** begin EXTRACTED RECORDS **

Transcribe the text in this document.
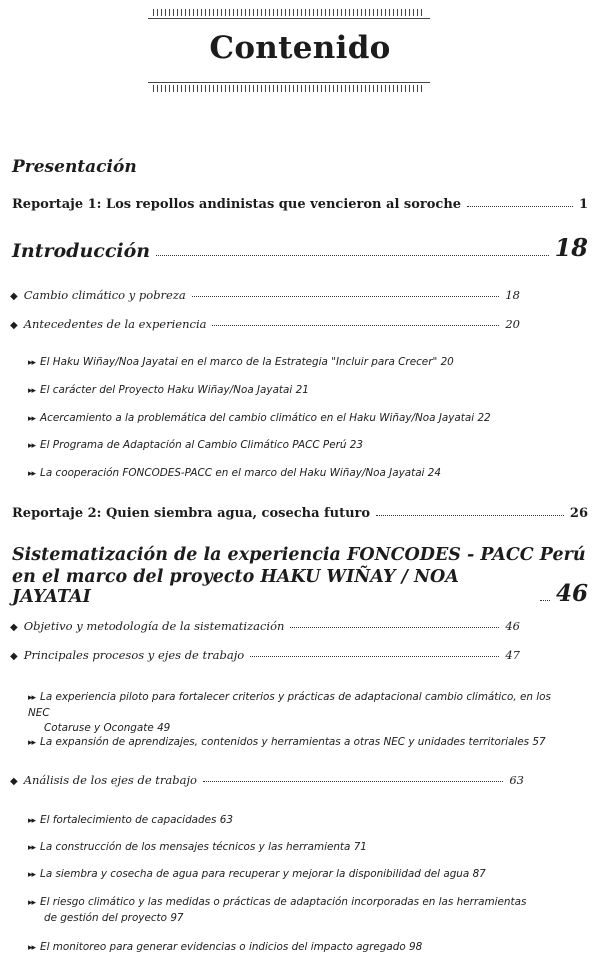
Contenido
Presentación
Reportaje 1: Los repollos andinistas que vencieron al soroche	1
Introducción	18
◆ Cambio climático y pobreza	18
◆ Antecedentes de la experiencia	20
▸▸ El Haku Wiñay/Noa Jayatai en el marco de la Estrategia "Incluir para Crecer" 20
▸▸ El carácter del Proyecto Haku Wiñay/Noa Jayatai 21
▸▸ Acercamiento a la problemática del cambio climático en el Haku Wiñay/Noa Jayatai 22
▸▸ El Programa de Adaptación al Cambio Climático PACC Perú 23
▸▸ La cooperación FONCODES-PACC en el marco del Haku Wiñay/Noa Jayatai 24
Reportaje 2: Quien siembra agua, cosecha futuro	26
Sistematización de la experiencia FONCODES - PACC Perú
en el marco del proyecto HAKU WIÑAY / NOA JAYATAI	46
◆ Objetivo y metodología de la sistematización	46
◆ Principales procesos y ejes de trabajo	47
▸▸ La experiencia piloto para fortalecer criterios y prácticas de adaptacional cambio climático, en los NEC
Cotaruse y Ocongate 49
▸▸ La expansión de aprendizajes, contenidos y herramientas a otras NEC y unidades territoriales 57
◆ Análisis de los ejes de trabajo	63
▸▸ El fortalecimiento de capacidades 63
▸▸ La construcción de los mensajes técnicos y las herramienta 71
▸▸ La siembra y cosecha de agua para recuperar y mejorar la disponibilidad del agua 87
▸▸ El riesgo climático y las medidas o prácticas de adaptación incorporadas en las herramientas
de gestión del proyecto 97
▸▸ El monitoreo para generar evidencias o indicios del impacto agregado 98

** end EXTRACTED RECORDS **

SET TASK
Leave out the pictures and restate everything else word for word.

RESPONSE TO THIS TASK
Transcribe the text in this document.
Contenido
Presentación
Reportaje 1: Los repollos andinistas que vencieron al soroche	1
Introducción	18
◆ Cambio climático y pobreza	18
◆ Antecedentes de la experiencia	20
▸▸ El Haku Wiñay/Noa Jayatai en el marco de la Estrategia "Incluir para Crecer" 20
▸▸ El carácter del Proyecto Haku Wiñay/Noa Jayatai 21
▸▸ Acercamiento a la problemática del cambio climático en el Haku Wiñay/Noa Jayatai 22
▸▸ El Programa de Adaptación al Cambio Climático PACC Perú 23
▸▸ La cooperación FONCODES-PACC en el marco del Haku Wiñay/Noa Jayatai 24
Reportaje 2: Quien siembra agua, cosecha futuro	26
Sistematización de la experiencia FONCODES - PACC Perú
en el marco del proyecto HAKU WIÑAY / NOA JAYATAI	46
◆ Objetivo y metodología de la sistematización	46
◆ Principales procesos y ejes de trabajo	47
▸▸ La experiencia piloto para fortalecer criterios y prácticas de adaptacional cambio climático, en los NEC
Cotaruse y Ocongate 49
▸▸ La expansión de aprendizajes, contenidos y herramientas a otras NEC y unidades territoriales 57
◆ Análisis de los ejes de trabajo	63
▸▸ El fortalecimiento de capacidades 63
▸▸ La construcción de los mensajes técnicos y las herramienta 71
▸▸ La siembra y cosecha de agua para recuperar y mejorar la disponibilidad del agua 87
▸▸ El riesgo climático y las medidas o prácticas de adaptación incorporadas en las herramientas
de gestión del proyecto 97
▸▸ El monitoreo para generar evidencias o indicios del impacto agregado 98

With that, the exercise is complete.